§ Data supplied

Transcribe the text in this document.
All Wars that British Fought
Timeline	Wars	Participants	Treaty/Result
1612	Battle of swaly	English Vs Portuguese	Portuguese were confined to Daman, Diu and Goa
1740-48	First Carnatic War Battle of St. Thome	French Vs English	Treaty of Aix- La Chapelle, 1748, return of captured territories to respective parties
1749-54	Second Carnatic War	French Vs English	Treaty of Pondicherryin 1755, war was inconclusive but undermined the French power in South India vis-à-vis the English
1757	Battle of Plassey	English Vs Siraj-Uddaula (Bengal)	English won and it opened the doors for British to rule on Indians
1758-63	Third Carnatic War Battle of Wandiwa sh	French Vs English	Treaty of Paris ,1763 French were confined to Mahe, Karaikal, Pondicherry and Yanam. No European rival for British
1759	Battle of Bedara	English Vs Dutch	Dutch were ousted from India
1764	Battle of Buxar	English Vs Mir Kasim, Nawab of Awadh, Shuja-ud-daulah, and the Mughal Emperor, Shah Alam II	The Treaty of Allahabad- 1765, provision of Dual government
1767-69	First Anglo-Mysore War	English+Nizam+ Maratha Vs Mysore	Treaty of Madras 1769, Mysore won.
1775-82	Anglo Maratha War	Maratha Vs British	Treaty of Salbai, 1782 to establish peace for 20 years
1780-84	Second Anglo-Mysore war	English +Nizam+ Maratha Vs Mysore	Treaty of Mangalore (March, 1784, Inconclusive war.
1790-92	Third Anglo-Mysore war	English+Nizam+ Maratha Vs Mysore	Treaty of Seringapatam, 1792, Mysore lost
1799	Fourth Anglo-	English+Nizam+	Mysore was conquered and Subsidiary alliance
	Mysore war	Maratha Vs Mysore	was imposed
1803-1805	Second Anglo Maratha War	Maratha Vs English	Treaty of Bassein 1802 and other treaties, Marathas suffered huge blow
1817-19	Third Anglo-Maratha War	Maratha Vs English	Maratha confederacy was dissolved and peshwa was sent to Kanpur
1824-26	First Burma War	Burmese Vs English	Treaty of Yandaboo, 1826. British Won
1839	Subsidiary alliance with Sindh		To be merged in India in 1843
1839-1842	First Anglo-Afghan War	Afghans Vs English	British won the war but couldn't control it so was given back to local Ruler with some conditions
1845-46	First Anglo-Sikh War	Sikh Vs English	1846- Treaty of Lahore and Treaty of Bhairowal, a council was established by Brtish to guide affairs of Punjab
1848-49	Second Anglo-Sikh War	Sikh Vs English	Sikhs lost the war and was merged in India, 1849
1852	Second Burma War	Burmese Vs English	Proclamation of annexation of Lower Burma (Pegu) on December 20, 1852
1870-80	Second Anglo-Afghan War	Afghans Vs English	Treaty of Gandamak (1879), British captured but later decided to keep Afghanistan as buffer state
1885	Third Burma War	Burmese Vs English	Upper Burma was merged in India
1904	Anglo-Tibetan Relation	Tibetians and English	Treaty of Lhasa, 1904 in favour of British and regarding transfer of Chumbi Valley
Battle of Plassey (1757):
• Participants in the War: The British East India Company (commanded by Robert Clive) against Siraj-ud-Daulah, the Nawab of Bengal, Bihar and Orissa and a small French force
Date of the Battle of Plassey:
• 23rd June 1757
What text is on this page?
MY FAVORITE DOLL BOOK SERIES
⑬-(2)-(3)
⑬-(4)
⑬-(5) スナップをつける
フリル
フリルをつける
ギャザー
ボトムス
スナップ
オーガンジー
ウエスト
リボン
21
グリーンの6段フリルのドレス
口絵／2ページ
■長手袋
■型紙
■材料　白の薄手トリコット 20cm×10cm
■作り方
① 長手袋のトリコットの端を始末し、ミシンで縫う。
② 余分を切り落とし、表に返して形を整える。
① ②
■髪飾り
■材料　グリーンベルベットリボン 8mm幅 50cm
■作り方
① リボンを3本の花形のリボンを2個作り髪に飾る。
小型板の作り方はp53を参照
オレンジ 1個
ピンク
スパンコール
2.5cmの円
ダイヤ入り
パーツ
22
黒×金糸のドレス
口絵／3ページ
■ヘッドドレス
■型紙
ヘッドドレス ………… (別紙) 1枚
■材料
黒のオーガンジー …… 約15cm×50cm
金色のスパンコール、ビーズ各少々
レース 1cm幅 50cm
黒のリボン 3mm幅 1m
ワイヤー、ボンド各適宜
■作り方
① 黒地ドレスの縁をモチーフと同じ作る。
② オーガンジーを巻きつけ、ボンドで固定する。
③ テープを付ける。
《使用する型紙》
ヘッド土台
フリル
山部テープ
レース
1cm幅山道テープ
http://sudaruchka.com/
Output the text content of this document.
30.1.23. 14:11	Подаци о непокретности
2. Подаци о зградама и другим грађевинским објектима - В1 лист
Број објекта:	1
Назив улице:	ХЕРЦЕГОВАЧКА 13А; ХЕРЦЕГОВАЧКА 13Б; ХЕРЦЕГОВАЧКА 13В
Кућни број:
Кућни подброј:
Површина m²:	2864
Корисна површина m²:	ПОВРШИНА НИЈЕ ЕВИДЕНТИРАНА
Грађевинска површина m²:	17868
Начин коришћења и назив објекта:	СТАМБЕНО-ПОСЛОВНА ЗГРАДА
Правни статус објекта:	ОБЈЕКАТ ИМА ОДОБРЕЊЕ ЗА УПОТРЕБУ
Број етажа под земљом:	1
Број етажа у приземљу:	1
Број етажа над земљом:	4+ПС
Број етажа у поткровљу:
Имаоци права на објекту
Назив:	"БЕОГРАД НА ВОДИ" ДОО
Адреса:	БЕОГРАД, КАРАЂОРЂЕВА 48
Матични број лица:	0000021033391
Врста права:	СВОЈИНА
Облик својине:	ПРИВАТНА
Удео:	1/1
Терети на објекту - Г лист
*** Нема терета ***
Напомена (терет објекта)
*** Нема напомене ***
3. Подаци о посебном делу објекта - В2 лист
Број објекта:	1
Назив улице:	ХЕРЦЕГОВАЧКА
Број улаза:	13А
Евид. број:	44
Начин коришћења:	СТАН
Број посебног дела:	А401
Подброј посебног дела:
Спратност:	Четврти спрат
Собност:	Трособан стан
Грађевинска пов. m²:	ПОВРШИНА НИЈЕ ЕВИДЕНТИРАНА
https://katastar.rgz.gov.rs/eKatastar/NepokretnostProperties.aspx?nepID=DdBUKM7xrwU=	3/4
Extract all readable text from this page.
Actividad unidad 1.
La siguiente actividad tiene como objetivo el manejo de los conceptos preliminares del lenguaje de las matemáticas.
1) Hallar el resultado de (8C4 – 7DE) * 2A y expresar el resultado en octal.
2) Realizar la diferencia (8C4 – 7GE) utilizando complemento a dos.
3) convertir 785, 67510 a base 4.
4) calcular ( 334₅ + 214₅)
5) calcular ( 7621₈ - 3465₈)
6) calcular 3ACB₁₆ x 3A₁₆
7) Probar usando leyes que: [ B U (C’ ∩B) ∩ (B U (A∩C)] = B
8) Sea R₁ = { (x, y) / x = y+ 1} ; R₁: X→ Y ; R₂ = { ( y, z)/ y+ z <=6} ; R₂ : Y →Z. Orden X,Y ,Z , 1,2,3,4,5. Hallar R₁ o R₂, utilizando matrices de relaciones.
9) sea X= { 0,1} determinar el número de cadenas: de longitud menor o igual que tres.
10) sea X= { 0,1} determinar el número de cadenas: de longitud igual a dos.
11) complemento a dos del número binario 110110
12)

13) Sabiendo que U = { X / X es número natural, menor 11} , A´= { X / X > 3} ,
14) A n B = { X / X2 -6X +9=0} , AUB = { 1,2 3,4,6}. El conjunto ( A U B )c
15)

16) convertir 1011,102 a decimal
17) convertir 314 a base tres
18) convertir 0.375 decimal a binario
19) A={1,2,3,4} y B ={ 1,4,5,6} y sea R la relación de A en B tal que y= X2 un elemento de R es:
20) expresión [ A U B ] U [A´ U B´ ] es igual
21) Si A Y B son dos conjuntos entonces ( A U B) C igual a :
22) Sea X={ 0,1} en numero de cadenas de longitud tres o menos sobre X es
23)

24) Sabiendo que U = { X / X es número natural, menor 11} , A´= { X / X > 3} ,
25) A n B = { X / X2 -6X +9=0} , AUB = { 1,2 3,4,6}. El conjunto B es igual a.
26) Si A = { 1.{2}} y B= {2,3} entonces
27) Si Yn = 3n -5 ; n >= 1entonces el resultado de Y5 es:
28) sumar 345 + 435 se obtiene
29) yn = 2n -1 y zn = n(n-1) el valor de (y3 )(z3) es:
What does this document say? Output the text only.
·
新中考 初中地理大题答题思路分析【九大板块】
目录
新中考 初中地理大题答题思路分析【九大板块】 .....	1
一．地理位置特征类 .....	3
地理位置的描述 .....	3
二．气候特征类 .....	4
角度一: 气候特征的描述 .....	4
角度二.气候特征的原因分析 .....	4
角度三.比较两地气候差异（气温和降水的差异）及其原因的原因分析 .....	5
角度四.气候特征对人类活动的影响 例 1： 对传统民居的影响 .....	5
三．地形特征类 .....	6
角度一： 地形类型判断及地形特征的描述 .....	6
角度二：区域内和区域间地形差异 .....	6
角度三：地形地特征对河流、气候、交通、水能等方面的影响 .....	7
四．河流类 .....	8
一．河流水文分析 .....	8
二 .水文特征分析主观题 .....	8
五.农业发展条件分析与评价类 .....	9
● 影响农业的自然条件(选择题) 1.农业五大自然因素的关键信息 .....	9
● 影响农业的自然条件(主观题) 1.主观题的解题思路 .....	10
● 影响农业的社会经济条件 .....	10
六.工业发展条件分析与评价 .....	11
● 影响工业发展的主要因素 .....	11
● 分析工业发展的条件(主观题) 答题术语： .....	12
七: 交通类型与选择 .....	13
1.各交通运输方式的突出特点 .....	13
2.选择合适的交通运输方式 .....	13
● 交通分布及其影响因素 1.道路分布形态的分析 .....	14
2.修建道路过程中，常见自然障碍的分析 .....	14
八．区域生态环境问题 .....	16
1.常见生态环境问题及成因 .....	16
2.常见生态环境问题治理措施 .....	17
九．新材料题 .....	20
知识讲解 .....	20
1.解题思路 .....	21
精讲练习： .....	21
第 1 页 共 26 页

§ Exercise task
Extract every line above that contains the word "Afghan".

§ Answer to the task
1839-1842	First Anglo-Afghan War	Afghans Vs English	British won the war but couldn't control it so was given back to local Ruler with some conditions
1870-80	Second Anglo-Afghan War	Afghans Vs English	Treaty of Gandamak (1879), British captured but later decided to keep Afghanistan as buffer state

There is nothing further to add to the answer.